>> begin INFORMATION SHOWN
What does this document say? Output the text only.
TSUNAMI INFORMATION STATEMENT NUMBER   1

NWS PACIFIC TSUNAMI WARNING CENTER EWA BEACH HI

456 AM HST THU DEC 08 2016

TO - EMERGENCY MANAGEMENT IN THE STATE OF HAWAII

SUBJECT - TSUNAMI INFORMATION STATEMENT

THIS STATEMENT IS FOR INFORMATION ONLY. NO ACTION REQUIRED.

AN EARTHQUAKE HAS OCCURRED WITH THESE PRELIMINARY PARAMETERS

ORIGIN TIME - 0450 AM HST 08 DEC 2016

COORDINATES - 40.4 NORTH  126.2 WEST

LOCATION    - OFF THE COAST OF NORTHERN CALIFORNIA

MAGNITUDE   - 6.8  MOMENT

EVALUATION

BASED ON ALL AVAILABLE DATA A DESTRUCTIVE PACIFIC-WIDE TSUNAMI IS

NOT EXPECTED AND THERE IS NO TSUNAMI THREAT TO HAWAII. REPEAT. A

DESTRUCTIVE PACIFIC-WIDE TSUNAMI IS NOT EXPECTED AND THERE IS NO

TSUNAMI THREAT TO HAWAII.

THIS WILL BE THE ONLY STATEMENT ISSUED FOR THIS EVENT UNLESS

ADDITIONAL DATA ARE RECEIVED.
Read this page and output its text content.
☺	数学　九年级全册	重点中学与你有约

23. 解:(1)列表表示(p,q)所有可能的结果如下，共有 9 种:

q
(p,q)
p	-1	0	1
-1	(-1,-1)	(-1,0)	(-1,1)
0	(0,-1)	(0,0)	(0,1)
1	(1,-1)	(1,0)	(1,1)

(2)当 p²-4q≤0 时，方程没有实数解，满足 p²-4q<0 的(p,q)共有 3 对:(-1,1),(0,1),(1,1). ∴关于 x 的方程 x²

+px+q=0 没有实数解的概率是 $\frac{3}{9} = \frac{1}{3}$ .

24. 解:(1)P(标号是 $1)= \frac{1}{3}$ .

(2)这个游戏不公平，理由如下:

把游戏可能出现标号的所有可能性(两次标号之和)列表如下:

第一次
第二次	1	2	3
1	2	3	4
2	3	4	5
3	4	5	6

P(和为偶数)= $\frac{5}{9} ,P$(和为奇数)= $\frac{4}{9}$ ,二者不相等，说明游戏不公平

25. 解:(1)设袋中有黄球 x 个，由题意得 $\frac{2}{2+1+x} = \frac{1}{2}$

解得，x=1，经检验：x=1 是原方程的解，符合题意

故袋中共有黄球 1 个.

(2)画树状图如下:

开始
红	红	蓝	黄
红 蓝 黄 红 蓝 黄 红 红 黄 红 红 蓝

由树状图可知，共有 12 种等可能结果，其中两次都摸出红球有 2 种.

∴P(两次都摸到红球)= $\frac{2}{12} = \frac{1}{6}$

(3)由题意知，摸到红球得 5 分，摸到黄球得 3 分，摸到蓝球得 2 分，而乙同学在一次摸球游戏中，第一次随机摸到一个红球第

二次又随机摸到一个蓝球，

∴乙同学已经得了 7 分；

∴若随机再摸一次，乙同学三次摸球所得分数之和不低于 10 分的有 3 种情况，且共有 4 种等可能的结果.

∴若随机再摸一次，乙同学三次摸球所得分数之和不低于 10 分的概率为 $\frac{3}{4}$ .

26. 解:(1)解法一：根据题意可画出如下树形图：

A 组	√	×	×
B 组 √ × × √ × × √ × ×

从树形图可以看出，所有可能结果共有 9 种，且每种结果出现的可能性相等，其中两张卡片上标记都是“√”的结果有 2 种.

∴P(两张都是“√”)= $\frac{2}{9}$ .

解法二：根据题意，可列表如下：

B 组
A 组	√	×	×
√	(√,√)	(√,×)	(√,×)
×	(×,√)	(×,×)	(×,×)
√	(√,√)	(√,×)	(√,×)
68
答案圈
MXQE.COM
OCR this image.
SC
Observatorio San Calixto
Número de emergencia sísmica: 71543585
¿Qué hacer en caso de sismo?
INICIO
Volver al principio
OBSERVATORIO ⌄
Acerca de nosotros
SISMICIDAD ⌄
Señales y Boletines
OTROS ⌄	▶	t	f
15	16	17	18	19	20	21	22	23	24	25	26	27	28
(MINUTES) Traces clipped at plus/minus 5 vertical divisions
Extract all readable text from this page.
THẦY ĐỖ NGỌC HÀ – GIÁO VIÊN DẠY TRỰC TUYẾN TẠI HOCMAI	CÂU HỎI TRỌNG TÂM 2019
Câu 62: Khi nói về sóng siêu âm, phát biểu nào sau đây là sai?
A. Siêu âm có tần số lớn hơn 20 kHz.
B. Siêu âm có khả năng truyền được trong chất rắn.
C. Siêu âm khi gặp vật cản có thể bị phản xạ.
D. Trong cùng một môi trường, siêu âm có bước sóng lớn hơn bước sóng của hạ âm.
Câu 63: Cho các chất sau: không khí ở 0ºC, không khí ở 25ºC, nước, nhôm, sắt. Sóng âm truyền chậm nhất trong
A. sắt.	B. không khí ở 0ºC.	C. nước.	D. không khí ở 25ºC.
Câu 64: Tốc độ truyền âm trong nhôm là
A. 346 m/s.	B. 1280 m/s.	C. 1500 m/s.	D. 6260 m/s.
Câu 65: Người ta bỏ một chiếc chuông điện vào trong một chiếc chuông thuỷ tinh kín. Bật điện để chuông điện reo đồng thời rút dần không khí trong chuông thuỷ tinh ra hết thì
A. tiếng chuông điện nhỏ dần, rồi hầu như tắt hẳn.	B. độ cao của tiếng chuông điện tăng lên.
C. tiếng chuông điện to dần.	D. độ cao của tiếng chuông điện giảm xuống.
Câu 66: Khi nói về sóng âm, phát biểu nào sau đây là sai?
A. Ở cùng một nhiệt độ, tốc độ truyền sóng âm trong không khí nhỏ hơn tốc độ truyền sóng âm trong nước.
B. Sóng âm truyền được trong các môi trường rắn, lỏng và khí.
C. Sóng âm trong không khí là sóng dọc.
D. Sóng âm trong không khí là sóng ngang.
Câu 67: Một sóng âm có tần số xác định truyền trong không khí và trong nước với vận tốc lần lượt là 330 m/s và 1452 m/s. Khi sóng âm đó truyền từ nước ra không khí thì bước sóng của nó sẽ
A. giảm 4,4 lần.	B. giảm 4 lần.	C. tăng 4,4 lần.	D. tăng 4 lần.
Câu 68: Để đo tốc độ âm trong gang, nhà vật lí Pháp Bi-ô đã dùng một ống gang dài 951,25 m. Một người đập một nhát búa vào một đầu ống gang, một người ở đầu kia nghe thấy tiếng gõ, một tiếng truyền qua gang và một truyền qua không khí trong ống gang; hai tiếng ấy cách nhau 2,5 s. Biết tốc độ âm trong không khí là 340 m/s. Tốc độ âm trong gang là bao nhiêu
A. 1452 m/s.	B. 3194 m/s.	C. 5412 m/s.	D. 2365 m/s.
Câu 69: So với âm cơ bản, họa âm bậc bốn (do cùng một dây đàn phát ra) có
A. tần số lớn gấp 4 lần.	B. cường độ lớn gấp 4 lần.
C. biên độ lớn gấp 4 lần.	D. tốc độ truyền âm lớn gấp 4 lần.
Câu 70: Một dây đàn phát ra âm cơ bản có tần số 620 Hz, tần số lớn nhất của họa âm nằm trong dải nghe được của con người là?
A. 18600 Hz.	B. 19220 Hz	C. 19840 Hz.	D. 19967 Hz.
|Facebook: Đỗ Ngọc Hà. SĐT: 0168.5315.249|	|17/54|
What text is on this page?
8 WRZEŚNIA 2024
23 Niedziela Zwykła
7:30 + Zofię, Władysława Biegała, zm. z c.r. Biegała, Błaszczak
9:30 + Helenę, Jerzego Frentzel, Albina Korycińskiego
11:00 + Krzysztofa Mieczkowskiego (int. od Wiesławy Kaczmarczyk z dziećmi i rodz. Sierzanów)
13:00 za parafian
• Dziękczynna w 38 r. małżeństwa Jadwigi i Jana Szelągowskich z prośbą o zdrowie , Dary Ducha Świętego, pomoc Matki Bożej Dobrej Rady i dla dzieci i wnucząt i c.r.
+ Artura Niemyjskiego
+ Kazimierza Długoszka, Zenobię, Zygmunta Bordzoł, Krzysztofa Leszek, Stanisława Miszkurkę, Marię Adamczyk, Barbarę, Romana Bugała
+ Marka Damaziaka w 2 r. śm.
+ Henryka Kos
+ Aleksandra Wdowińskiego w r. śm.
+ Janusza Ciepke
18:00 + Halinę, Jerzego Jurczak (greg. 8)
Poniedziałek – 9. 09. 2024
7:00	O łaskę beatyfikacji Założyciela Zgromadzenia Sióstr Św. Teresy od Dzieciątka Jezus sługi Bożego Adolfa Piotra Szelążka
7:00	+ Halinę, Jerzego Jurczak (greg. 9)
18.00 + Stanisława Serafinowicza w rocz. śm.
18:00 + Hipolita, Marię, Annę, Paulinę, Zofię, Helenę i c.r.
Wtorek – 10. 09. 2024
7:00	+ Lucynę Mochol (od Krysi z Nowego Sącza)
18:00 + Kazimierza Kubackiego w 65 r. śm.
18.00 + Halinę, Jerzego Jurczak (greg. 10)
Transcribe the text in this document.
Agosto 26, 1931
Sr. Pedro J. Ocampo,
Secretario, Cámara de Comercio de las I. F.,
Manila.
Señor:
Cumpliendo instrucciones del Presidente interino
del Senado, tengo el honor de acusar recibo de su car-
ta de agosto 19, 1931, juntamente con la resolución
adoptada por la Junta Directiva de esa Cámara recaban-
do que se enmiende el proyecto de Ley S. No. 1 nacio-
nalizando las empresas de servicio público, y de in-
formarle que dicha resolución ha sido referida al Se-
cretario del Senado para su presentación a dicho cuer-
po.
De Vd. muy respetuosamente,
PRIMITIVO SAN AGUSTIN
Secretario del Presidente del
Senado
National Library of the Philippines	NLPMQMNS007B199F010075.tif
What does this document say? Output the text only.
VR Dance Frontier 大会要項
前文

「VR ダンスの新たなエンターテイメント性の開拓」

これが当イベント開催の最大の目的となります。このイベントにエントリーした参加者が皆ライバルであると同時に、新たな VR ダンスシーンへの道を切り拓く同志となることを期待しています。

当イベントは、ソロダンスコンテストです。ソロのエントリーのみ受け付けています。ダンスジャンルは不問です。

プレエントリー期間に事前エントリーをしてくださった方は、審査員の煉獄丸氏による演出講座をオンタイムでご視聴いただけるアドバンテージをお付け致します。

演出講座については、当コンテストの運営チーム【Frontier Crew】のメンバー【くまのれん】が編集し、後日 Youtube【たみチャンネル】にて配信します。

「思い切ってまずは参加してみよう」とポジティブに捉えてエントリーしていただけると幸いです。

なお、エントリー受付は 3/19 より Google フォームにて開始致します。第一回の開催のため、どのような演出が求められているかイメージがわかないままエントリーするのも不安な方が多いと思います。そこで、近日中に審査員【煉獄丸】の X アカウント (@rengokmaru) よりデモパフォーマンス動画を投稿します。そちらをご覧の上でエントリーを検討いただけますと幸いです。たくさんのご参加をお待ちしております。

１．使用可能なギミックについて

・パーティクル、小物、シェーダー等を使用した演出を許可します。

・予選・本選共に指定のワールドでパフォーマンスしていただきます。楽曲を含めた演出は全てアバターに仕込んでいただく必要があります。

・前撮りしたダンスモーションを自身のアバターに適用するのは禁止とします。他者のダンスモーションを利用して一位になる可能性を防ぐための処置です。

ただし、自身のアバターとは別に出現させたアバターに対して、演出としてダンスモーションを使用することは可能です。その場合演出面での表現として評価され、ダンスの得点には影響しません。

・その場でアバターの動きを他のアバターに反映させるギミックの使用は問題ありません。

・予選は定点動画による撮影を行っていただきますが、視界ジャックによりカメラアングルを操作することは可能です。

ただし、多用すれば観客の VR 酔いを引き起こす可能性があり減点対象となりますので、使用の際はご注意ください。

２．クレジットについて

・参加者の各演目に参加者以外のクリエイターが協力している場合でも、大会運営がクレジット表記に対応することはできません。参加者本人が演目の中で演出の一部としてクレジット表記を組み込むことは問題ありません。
>> end INFORMATION SHOWN
Lines containing the word "DATA" are to be tallied; report only the total.

2